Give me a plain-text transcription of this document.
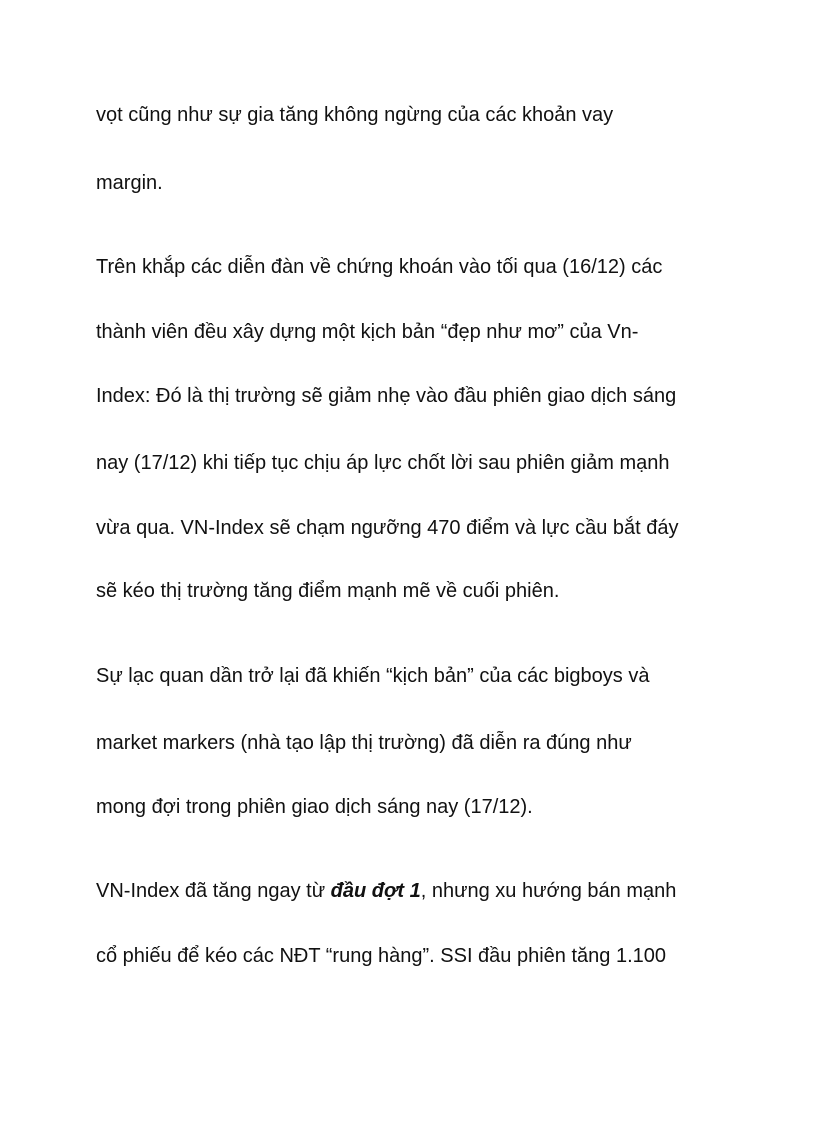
vọt cũng như sự gia tăng không ngừng của các khoản vay

margin.

Trên khắp các diễn đàn về chứng khoán vào tối qua (16/12) các

thành viên đều xây dựng một kịch bản “đẹp như mơ” của Vn-

Index: Đó là thị trường sẽ giảm nhẹ vào đầu phiên giao dịch sáng

nay (17/12) khi tiếp tục chịu áp lực chốt lời sau phiên giảm mạnh

vừa qua. VN-Index sẽ chạm ngưỡng 470 điểm và lực cầu bắt đáy

sẽ kéo thị trường tăng điểm mạnh mẽ về cuối phiên.

Sự lạc quan dần trở lại đã khiến “kịch bản” của các bigboys và

market markers (nhà tạo lập thị trường) đã diễn ra đúng như

mong đợi trong phiên giao dịch sáng nay (17/12).

VN-Index đã tăng ngay từ đầu đợt 1, nhưng xu hướng bán mạnh

cổ phiếu để kéo các NĐT “rung hàng”. SSI đầu phiên tăng 1.100
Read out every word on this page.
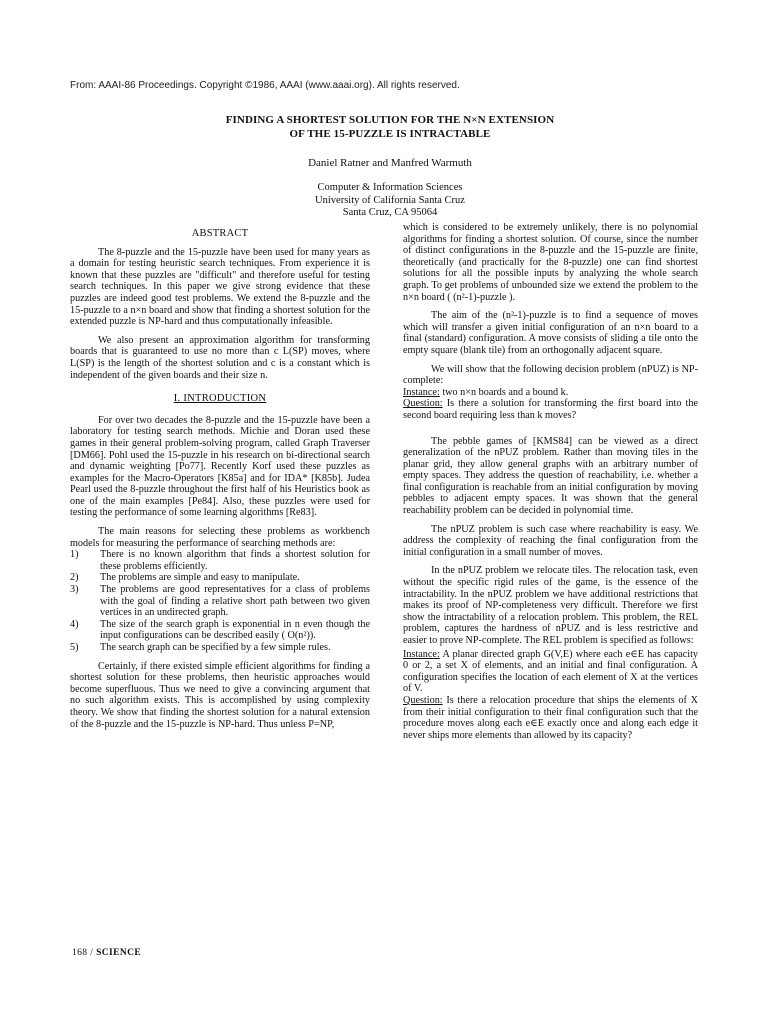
From: AAAI-86 Proceedings. Copyright ©1986, AAAI (www.aaai.org). All rights reserved.
FINDING A SHORTEST SOLUTION FOR THE N×N EXTENSION
OF THE 15-PUZZLE IS INTRACTABLE
Daniel Ratner and Manfred Warmuth
Computer & Information Sciences
University of California Santa Cruz
Santa Cruz, CA 95064
ABSTRACT

The 8-puzzle and the 15-puzzle have been used for many years as a domain for testing heuristic search techniques. From experience it is known that these puzzles are "difficult" and therefore useful for testing search techniques. In this paper we give strong evidence that these puzzles are indeed good test problems. We extend the 8-puzzle and the 15-puzzle to a n×n board and show that finding a shortest solution for the extended puzzle is NP-hard and thus computationally infeasible.

We also present an approximation algorithm for transforming boards that is guaranteed to use no more than c L(SP) moves, where L(SP) is the length of the shortest solution and c is a constant which is independent of the given boards and their size n.

I. INTRODUCTION

For over two decades the 8-puzzle and the 15-puzzle have been a laboratory for testing search methods. Michie and Doran used these games in their general problem-solving program, called Graph Traverser [DM66]. Pohl used the 15-puzzle in his research on bi-directional search and dynamic weighting [Po77]. Recently Korf used these puzzles as examples for the Macro-Operators [K85a] and for IDA* [K85b]. Judea Pearl used the 8-puzzle throughout the first half of his Heuristics book as one of the main examples [Pe84]. Also, these puzzles were used for testing the performance of some learning algorithms [Re83].

The main reasons for selecting these problems as workbench models for measuring the performance of searching methods are:

1) There is no known algorithm that finds a shortest solution for these problems efficiently.
2) The problems are simple and easy to manipulate.
3) The problems are good representatives for a class of problems with the goal of finding a relative short path between two given vertices in an undirected graph.
4) The size of the search graph is exponential in n even though the input configurations can be described easily ( O(n²)).
5) The search graph can be specified by a few simple rules.

Certainly, if there existed simple efficient algorithms for finding a shortest solution for these problems, then heuristic approaches would become superfluous. Thus we need to give a convincing argument that no such algorithm exists. This is accomplished by using complexity theory. We show that finding the shortest solution for a natural extension of the 8-puzzle and the 15-puzzle is NP-hard. Thus unless P=NP,

which is considered to be extremely unlikely, there is no polynomial algorithms for finding a shortest solution. Of course, since the number of distinct configurations in the 8-puzzle and the 15-puzzle are finite, theoretically (and practically for the 8-puzzle) one can find shortest solutions for all the possible inputs by analyzing the whole search graph. To get problems of unbounded size we extend the problem to the n×n board ( (n²-1)-puzzle ).

The aim of the (n²-1)-puzzle is to find a sequence of moves which will transfer a given initial configuration of an n×n board to a final (standard) configuration. A move consists of sliding a tile onto the empty square (blank tile) from an orthogonally adjacent square.

We will show that the following decision problem (nPUZ) is NP-complete:

Instance: two n×n boards and a bound k.

Question: Is there a solution for transforming the first board into the second board requiring less than k moves?

The pebble games of [KMS84] can be viewed as a direct generalization of the nPUZ problem. Rather than moving tiles in the planar grid, they allow general graphs with an arbitrary number of empty spaces. They address the question of reachability, i.e. whether a final configuration is reachable from an initial configuration by moving pebbles to adjacent empty spaces. It was shown that the general reachability problem can be decided in polynomial time.

The nPUZ problem is such case where reachability is easy. We address the complexity of reaching the final configuration from the initial configuration in a small number of moves.

In the nPUZ problem we relocate tiles. The relocation task, even without the specific rigid rules of the game, is the essence of the intractability. In the nPUZ problem we have additional restrictions that makes its proof of NP-completeness very difficult. Therefore we first show the intractability of a relocation problem. This problem, the REL problem, captures the hardness of nPUZ and is less restrictive and easier to prove NP-complete. The REL problem is specified as follows:

Instance: A planar directed graph G(V,E) where each e∈E has capacity 0 or 2, a set X of elements, and an initial and final configuration. A configuration specifies the location of each element of X at the vertices of V.

Question: Is there a relocation procedure that ships the elements of X from their initial configuration to their final configuration such that the procedure moves along each e∈E exactly once and along each edge it never ships more elements than allowed by its capacity?

168 / SCIENCE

TASK PROMPT
Identify the lines of the entries containing the string "mạnh". Copy each such line.

RESULT OF THIS TASK
nay (17/12) khi tiếp tục chịu áp lực chốt lời sau phiên giảm mạnh
sẽ kéo thị trường tăng điểm mạnh mẽ về cuối phiên.
VN-Index đã tăng ngay từ đầu đợt 1, nhưng xu hướng bán mạnh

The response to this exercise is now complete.